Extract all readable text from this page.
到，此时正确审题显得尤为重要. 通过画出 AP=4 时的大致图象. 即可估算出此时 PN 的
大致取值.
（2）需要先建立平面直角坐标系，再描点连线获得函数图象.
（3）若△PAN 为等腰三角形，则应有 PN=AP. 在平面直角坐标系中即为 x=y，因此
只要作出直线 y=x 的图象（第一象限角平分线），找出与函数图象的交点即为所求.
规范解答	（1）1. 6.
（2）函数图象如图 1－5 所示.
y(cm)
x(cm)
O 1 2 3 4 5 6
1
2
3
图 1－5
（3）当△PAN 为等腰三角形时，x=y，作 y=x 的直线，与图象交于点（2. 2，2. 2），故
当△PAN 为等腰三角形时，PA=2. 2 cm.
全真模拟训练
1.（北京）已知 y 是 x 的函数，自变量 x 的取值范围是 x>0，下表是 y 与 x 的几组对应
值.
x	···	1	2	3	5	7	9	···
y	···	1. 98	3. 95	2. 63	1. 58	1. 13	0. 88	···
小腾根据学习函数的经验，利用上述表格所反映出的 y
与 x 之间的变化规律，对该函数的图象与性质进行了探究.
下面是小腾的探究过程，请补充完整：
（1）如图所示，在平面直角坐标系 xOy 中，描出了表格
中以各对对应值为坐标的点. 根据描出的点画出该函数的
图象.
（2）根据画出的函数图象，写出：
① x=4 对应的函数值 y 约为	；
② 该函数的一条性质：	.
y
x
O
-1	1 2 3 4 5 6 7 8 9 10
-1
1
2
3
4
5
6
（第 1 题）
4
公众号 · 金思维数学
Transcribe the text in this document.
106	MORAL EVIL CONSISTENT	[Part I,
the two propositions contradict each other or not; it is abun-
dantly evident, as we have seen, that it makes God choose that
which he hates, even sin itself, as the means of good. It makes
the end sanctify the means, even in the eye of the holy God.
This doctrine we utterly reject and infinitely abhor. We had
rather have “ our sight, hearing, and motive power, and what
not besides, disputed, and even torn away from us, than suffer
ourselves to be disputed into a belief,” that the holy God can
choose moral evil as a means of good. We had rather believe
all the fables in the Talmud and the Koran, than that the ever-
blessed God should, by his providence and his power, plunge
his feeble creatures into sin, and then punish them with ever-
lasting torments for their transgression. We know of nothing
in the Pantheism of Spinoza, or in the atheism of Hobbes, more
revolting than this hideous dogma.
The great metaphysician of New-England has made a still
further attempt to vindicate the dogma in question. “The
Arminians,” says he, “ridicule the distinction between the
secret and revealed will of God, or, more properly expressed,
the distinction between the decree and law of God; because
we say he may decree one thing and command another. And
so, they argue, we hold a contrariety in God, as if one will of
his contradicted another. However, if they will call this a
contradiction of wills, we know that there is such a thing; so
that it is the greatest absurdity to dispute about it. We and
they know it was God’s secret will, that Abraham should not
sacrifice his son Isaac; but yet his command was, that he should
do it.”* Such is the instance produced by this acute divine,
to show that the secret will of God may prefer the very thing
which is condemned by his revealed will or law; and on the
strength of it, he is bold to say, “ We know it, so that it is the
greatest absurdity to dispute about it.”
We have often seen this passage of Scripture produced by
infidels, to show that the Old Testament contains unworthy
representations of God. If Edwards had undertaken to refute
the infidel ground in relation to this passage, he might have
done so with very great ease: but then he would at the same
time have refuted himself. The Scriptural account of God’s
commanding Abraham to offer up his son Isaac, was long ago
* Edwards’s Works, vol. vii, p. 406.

-------

Using the listing above, please repeat every entry exactly.

**Answer to this task**
Extract all readable text from this page.
到，此时正确审题显得尤为重要. 通过画出 AP=4 时的大致图象. 即可估算出此时 PN 的
大致取值.
（2）需要先建立平面直角坐标系，再描点连线获得函数图象.
（3）若△PAN 为等腰三角形，则应有 PN=AP. 在平面直角坐标系中即为 x=y，因此
只要作出直线 y=x 的图象（第一象限角平分线），找出与函数图象的交点即为所求.
规范解答	（1）1. 6.
（2）函数图象如图 1－5 所示.
y(cm)
x(cm)
O 1 2 3 4 5 6
1
2
3
图 1－5
（3）当△PAN 为等腰三角形时，x=y，作 y=x 的直线，与图象交于点（2. 2，2. 2），故
当△PAN 为等腰三角形时，PA=2. 2 cm.
全真模拟训练
1.（北京）已知 y 是 x 的函数，自变量 x 的取值范围是 x>0，下表是 y 与 x 的几组对应
值.
x	···	1	2	3	5	7	9	···
y	···	1. 98	3. 95	2. 63	1. 58	1. 13	0. 88	···
小腾根据学习函数的经验，利用上述表格所反映出的 y
与 x 之间的变化规律，对该函数的图象与性质进行了探究.
下面是小腾的探究过程，请补充完整：
（1）如图所示，在平面直角坐标系 xOy 中，描出了表格
中以各对对应值为坐标的点. 根据描出的点画出该函数的
图象.
（2）根据画出的函数图象，写出：
① x=4 对应的函数值 y 约为	；
② 该函数的一条性质：	.
y
x
O
-1	1 2 3 4 5 6 7 8 9 10
-1
1
2
3
4
5
6
（第 1 题）
4
公众号 · 金思维数学
Transcribe the text in this document.
106	MORAL EVIL CONSISTENT	[Part I,
the two propositions contradict each other or not; it is abun-
dantly evident, as we have seen, that it makes God choose that
which he hates, even sin itself, as the means of good. It makes
the end sanctify the means, even in the eye of the holy God.
This doctrine we utterly reject and infinitely abhor. We had
rather have “ our sight, hearing, and motive power, and what
not besides, disputed, and even torn away from us, than suffer
ourselves to be disputed into a belief,” that the holy God can
choose moral evil as a means of good. We had rather believe
all the fables in the Talmud and the Koran, than that the ever-
blessed God should, by his providence and his power, plunge
his feeble creatures into sin, and then punish them with ever-
lasting torments for their transgression. We know of nothing
in the Pantheism of Spinoza, or in the atheism of Hobbes, more
revolting than this hideous dogma.
The great metaphysician of New-England has made a still
further attempt to vindicate the dogma in question. “The
Arminians,” says he, “ridicule the distinction between the
secret and revealed will of God, or, more properly expressed,
the distinction between the decree and law of God; because
we say he may decree one thing and command another. And
so, they argue, we hold a contrariety in God, as if one will of
his contradicted another. However, if they will call this a
contradiction of wills, we know that there is such a thing; so
that it is the greatest absurdity to dispute about it. We and
they know it was God’s secret will, that Abraham should not
sacrifice his son Isaac; but yet his command was, that he should
do it.”* Such is the instance produced by this acute divine,
to show that the secret will of God may prefer the very thing
which is condemned by his revealed will or law; and on the
strength of it, he is bold to say, “ We know it, so that it is the
greatest absurdity to dispute about it.”
We have often seen this passage of Scripture produced by
infidels, to show that the Old Testament contains unworthy
representations of God. If Edwards had undertaken to refute
the infidel ground in relation to this passage, he might have
done so with very great ease: but then he would at the same
time have refuted himself. The Scriptural account of God’s
commanding Abraham to offer up his son Isaac, was long ago
* Edwards’s Works, vol. vii, p. 406.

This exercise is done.